**PROBLEM:** Print the full listing exactly.

**RAW RECORDS:**
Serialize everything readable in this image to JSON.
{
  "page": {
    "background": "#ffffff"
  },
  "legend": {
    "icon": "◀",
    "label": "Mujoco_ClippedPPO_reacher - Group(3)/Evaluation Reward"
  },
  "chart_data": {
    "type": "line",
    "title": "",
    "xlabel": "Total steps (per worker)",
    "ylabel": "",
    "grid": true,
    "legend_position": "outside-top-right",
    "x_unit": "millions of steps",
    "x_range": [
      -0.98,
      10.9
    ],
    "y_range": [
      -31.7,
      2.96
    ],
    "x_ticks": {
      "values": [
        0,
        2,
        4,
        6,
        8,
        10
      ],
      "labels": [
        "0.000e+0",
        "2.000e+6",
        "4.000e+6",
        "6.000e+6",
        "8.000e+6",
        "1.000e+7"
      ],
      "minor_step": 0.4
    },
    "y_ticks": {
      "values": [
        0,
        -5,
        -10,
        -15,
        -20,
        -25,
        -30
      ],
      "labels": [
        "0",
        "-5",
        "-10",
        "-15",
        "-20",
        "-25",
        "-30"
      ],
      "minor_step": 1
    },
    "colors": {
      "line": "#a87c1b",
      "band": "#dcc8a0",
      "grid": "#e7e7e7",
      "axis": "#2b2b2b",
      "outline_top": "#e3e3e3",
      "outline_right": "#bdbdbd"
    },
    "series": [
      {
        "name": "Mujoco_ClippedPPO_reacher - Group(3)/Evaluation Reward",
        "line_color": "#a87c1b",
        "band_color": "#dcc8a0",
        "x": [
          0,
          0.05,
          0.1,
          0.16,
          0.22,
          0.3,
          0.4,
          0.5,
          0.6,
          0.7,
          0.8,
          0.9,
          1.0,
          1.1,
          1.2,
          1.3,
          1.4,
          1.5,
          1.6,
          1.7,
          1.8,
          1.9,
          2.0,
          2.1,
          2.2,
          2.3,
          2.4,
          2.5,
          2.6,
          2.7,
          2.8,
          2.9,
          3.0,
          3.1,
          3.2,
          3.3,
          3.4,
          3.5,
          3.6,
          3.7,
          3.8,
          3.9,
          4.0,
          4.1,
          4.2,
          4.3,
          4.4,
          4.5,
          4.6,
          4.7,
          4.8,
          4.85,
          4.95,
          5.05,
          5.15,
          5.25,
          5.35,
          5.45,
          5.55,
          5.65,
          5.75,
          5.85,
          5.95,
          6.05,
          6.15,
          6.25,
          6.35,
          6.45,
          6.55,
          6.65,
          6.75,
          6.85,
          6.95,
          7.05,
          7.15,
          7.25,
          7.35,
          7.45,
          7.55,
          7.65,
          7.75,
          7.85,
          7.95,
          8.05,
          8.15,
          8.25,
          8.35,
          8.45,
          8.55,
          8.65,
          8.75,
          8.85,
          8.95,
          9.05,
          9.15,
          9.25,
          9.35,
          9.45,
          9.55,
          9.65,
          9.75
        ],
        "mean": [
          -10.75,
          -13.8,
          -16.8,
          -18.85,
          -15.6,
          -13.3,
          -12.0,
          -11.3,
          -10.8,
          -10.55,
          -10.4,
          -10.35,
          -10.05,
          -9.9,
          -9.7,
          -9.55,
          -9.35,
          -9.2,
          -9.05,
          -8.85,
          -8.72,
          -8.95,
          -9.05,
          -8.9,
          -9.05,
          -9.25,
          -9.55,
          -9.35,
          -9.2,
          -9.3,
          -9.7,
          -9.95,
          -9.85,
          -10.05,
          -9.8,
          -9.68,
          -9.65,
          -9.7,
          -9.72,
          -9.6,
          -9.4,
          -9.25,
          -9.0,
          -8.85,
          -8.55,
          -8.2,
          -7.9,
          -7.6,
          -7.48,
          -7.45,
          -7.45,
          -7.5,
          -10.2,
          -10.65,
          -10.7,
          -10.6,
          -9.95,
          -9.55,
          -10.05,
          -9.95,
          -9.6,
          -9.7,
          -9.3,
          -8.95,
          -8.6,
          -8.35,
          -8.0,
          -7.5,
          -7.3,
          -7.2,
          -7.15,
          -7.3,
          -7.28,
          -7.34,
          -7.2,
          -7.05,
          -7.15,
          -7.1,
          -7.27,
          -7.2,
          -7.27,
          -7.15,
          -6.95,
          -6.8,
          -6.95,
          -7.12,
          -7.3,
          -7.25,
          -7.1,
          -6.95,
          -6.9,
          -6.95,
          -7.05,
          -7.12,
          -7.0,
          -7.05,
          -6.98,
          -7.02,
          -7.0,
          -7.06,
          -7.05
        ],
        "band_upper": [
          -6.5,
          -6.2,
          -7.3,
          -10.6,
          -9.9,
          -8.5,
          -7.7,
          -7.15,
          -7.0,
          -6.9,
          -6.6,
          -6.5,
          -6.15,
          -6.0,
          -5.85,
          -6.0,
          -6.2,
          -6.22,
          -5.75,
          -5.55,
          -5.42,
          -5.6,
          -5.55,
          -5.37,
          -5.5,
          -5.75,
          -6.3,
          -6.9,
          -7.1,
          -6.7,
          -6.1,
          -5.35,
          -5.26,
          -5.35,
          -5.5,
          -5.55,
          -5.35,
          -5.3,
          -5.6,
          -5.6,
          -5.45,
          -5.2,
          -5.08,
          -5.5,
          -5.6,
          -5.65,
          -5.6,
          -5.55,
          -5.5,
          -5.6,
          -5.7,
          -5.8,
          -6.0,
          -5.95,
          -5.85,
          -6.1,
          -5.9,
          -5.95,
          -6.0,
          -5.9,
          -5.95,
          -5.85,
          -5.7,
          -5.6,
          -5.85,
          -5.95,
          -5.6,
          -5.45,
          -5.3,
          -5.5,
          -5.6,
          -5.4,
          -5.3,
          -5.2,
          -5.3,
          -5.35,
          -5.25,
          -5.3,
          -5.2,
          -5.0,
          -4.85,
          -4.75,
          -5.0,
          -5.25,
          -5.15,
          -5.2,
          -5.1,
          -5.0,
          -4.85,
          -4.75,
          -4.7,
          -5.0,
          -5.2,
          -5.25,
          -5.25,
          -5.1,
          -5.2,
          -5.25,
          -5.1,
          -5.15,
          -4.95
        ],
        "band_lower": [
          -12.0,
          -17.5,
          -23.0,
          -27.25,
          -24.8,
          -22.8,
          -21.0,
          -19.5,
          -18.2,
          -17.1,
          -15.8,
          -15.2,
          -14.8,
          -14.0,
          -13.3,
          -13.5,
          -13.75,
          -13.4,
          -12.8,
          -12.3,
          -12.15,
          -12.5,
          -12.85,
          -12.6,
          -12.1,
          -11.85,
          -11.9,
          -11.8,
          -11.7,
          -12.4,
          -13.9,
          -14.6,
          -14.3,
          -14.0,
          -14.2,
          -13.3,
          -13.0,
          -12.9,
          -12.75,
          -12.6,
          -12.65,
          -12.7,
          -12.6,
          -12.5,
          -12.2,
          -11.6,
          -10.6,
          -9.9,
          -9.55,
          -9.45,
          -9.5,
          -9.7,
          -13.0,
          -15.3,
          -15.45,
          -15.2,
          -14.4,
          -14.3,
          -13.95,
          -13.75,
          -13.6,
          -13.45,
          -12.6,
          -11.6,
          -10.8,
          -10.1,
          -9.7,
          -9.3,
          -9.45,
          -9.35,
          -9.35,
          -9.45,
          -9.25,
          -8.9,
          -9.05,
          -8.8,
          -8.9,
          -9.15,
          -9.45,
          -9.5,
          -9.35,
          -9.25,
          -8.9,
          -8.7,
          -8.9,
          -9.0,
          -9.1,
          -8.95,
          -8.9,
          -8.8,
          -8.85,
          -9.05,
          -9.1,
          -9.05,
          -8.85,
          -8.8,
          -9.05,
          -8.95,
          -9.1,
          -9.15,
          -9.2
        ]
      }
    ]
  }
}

**ANSWER TO THE TASK:**
Serialize everything readable in this image to JSON.
{
  "page": {
    "background": "#ffffff"
  },
  "legend": {
    "icon": "◀",
    "label": "Mujoco_ClippedPPO_reacher - Group(3)/Evaluation Reward"
  },
  "chart_data": {
    "type": "line",
    "title": "",
    "xlabel": "Total steps (per worker)",
    "ylabel": "",
    "grid": true,
    "legend_position": "outside-top-right",
    "x_unit": "millions of steps",
    "x_range": [
      -0.98,
      10.9
    ],
    "y_range": [
      -31.7,
      2.96
    ],
    "x_ticks": {
      "values": [
        0,
        2,
        4,
        6,
        8,
        10
      ],
      "labels": [
        "0.000e+0",
        "2.000e+6",
        "4.000e+6",
        "6.000e+6",
        "8.000e+6",
        "1.000e+7"
      ],
      "minor_step": 0.4
    },
    "y_ticks": {
      "values": [
        0,
        -5,
        -10,
        -15,
        -20,
        -25,
        -30
      ],
      "labels": [
        "0",
        "-5",
        "-10",
        "-15",
        "-20",
        "-25",
        "-30"
      ],
      "minor_step": 1
    },
    "colors": {
      "line": "#a87c1b",
      "band": "#dcc8a0",
      "grid": "#e7e7e7",
      "axis": "#2b2b2b",
      "outline_top": "#e3e3e3",
      "outline_right": "#bdbdbd"
    },
    "series": [
      {
        "name": "Mujoco_ClippedPPO_reacher - Group(3)/Evaluation Reward",
        "line_color": "#a87c1b",
        "band_color": "#dcc8a0",
        "x": [
          0,
          0.05,
          0.1,
          0.16,
          0.22,
          0.3,
          0.4,
          0.5,
          0.6,
          0.7,
          0.8,
          0.9,
          1.0,
          1.1,
          1.2,
          1.3,
          1.4,
          1.5,
          1.6,
          1.7,
          1.8,
          1.9,
          2.0,
          2.1,
          2.2,
          2.3,
          2.4,
          2.5,
          2.6,
          2.7,
          2.8,
          2.9,
          3.0,
          3.1,
          3.2,
          3.3,
          3.4,
          3.5,
          3.6,
          3.7,
          3.8,
          3.9,
          4.0,
          4.1,
          4.2,
          4.3,
          4.4,
          4.5,
          4.6,
          4.7,
          4.8,
          4.85,
          4.95,
          5.05,
          5.15,
          5.25,
          5.35,
          5.45,
          5.55,
          5.65,
          5.75,
          5.85,
          5.95,
          6.05,
          6.15,
          6.25,
          6.35,
          6.45,
          6.55,
          6.65,
          6.75,
          6.85,
          6.95,
          7.05,
          7.15,
          7.25,
          7.35,
          7.45,
          7.55,
          7.65,
          7.75,
          7.85,
          7.95,
          8.05,
          8.15,
          8.25,
          8.35,
          8.45,
          8.55,
          8.65,
          8.75,
          8.85,
          8.95,
          9.05,
          9.15,
          9.25,
          9.35,
          9.45,
          9.55,
          9.65,
          9.75
        ],
        "mean": [
          -10.75,
          -13.8,
          -16.8,
          -18.85,
          -15.6,
          -13.3,
          -12.0,
          -11.3,
          -10.8,
          -10.55,
          -10.4,
          -10.35,
          -10.05,
          -9.9,
          -9.7,
          -9.55,
          -9.35,
          -9.2,
          -9.05,
          -8.85,
          -8.72,
          -8.95,
          -9.05,
          -8.9,
          -9.05,
          -9.25,
          -9.55,
          -9.35,
          -9.2,
          -9.3,
          -9.7,
          -9.95,
          -9.85,
          -10.05,
          -9.8,
          -9.68,
          -9.65,
          -9.7,
          -9.72,
          -9.6,
          -9.4,
          -9.25,
          -9.0,
          -8.85,
          -8.55,
          -8.2,
          -7.9,
          -7.6,
          -7.48,
          -7.45,
          -7.45,
          -7.5,
          -10.2,
          -10.65,
          -10.7,
          -10.6,
          -9.95,
          -9.55,
          -10.05,
          -9.95,
          -9.6,
          -9.7,
          -9.3,
          -8.95,
          -8.6,
          -8.35,
          -8.0,
          -7.5,
          -7.3,
          -7.2,
          -7.15,
          -7.3,
          -7.28,
          -7.34,
          -7.2,
          -7.05,
          -7.15,
          -7.1,
          -7.27,
          -7.2,
          -7.27,
          -7.15,
          -6.95,
          -6.8,
          -6.95,
          -7.12,
          -7.3,
          -7.25,
          -7.1,
          -6.95,
          -6.9,
          -6.95,
          -7.05,
          -7.12,
          -7.0,
          -7.05,
          -6.98,
          -7.02,
          -7.0,
          -7.06,
          -7.05
        ],
        "band_upper": [
          -6.5,
          -6.2,
          -7.3,
          -10.6,
          -9.9,
          -8.5,
          -7.7,
          -7.15,
          -7.0,
          -6.9,
          -6.6,
          -6.5,
          -6.15,
          -6.0,
          -5.85,
          -6.0,
          -6.2,
          -6.22,
          -5.75,
          -5.55,
          -5.42,
          -5.6,
          -5.55,
          -5.37,
          -5.5,
          -5.75,
          -6.3,
          -6.9,
          -7.1,
          -6.7,
          -6.1,
          -5.35,
          -5.26,
          -5.35,
          -5.5,
          -5.55,
          -5.35,
          -5.3,
          -5.6,
          -5.6,
          -5.45,
          -5.2,
          -5.08,
          -5.5,
          -5.6,
          -5.65,
          -5.6,
          -5.55,
          -5.5,
          -5.6,
          -5.7,
          -5.8,
          -6.0,
          -5.95,
          -5.85,
          -6.1,
          -5.9,
          -5.95,
          -6.0,
          -5.9,
          -5.95,
          -5.85,
          -5.7,
          -5.6,
          -5.85,
          -5.95,
          -5.6,
          -5.45,
          -5.3,
          -5.5,
          -5.6,
          -5.4,
          -5.3,
          -5.2,
          -5.3,
          -5.35,
          -5.25,
          -5.3,
          -5.2,
          -5.0,
          -4.85,
          -4.75,
          -5.0,
          -5.25,
          -5.15,
          -5.2,
          -5.1,
          -5.0,
          -4.85,
          -4.75,
          -4.7,
          -5.0,
          -5.2,
          -5.25,
          -5.25,
          -5.1,
          -5.2,
          -5.25,
          -5.1,
          -5.15,
          -4.95
        ],
        "band_lower": [
          -12.0,
          -17.5,
          -23.0,
          -27.25,
          -24.8,
          -22.8,
          -21.0,
          -19.5,
          -18.2,
          -17.1,
          -15.8,
          -15.2,
          -14.8,
          -14.0,
          -13.3,
          -13.5,
          -13.75,
          -13.4,
          -12.8,
          -12.3,
          -12.15,
          -12.5,
          -12.85,
          -12.6,
          -12.1,
          -11.85,
          -11.9,
          -11.8,
          -11.7,
          -12.4,
          -13.9,
          -14.6,
          -14.3,
          -14.0,
          -14.2,
          -13.3,
          -13.0,
          -12.9,
          -12.75,
          -12.6,
          -12.65,
          -12.7,
          -12.6,
          -12.5,
          -12.2,
          -11.6,
          -10.6,
          -9.9,
          -9.55,
          -9.45,
          -9.5,
          -9.7,
          -13.0,
          -15.3,
          -15.45,
          -15.2,
          -14.4,
          -14.3,
          -13.95,
          -13.75,
          -13.6,
          -13.45,
          -12.6,
          -11.6,
          -10.8,
          -10.1,
          -9.7,
          -9.3,
          -9.45,
          -9.35,
          -9.35,
          -9.45,
          -9.25,
          -8.9,
          -9.05,
          -8.8,
          -8.9,
          -9.15,
          -9.45,
          -9.5,
          -9.35,
          -9.25,
          -8.9,
          -8.7,
          -8.9,
          -9.0,
          -9.1,
          -8.95,
          -8.9,
          -8.8,
          -8.85,
          -9.05,
          -9.1,
          -9.05,
          -8.85,
          -8.8,
          -9.05,
          -8.95,
          -9.1,
          -9.15,
          -9.2
        ]
      }
    ]
  }
}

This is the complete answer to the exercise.